§ **WHAT YOU SHOULD DO**
Nothing in the data should change when you return it, but leave the pictures out.
* Begin *
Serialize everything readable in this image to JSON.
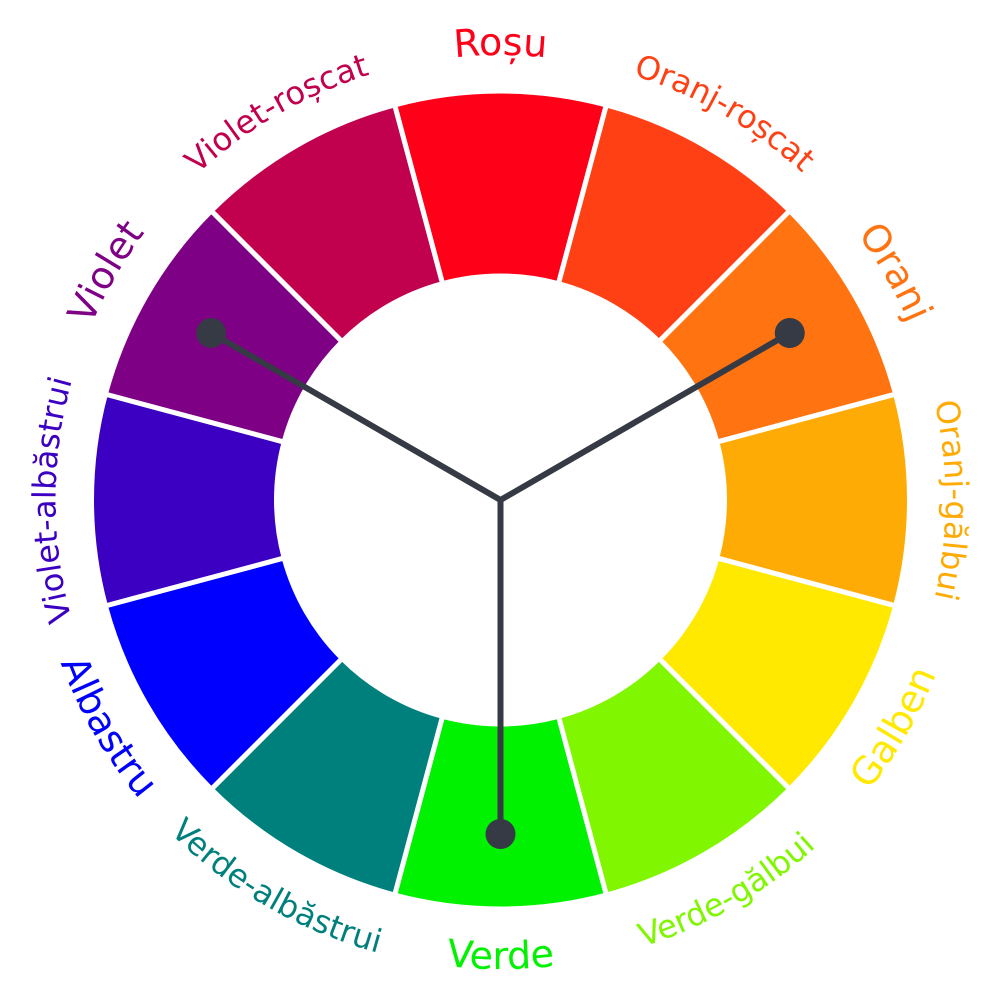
{
  "wheel": {
    "segments": [
      {
        "name": "Roșu",
        "color": "#FF0019"
      },
      {
        "name": "Oranj-roșcat",
        "color": "#FF4014"
      },
      {
        "name": "Oranj",
        "color": "#FF7311"
      },
      {
        "name": "Oranj-gălbui",
        "color": "#FFAB06"
      },
      {
        "name": "Galben",
        "color": "#FFE900"
      },
      {
        "name": "Verde-gălbui",
        "color": "#80F600"
      },
      {
        "name": "Verde",
        "color": "#00F200"
      },
      {
        "name": "Verde-albăstrui",
        "color": "#00807D"
      },
      {
        "name": "Albastru",
        "color": "#0000FF"
      },
      {
        "name": "Violet-albăstrui",
        "color": "#3C00C2"
      },
      {
        "name": "Violet",
        "color": "#7E0085"
      },
      {
        "name": "Violet-roșcat",
        "color": "#C1004E"
      }
    ],
    "triad": {
      "colors": [
        "Oranj",
        "Verde",
        "Violet"
      ],
      "line_color": "#363A45"
    }
  }
}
* End *
§ **WORKED ANSWER**
Serialize everything readable in this image to JSON.
{
  "wheel": {
    "segments": [
      {
        "name": "Roșu",
        "color": "#FF0019"
      },
      {
        "name": "Oranj-roșcat",
        "color": "#FF4014"
      },
      {
        "name": "Oranj",
        "color": "#FF7311"
      },
      {
        "name": "Oranj-gălbui",
        "color": "#FFAB06"
      },
      {
        "name": "Galben",
        "color": "#FFE900"
      },
      {
        "name": "Verde-gălbui",
        "color": "#80F600"
      },
      {
        "name": "Verde",
        "color": "#00F200"
      },
      {
        "name": "Verde-albăstrui",
        "color": "#00807D"
      },
      {
        "name": "Albastru",
        "color": "#0000FF"
      },
      {
        "name": "Violet-albăstrui",
        "color": "#3C00C2"
      },
      {
        "name": "Violet",
        "color": "#7E0085"
      },
      {
        "name": "Violet-roșcat",
        "color": "#C1004E"
      }
    ],
    "triad": {
      "colors": [
        "Oranj",
        "Verde",
        "Violet"
      ],
      "line_color": "#363A45"
    }
  }
}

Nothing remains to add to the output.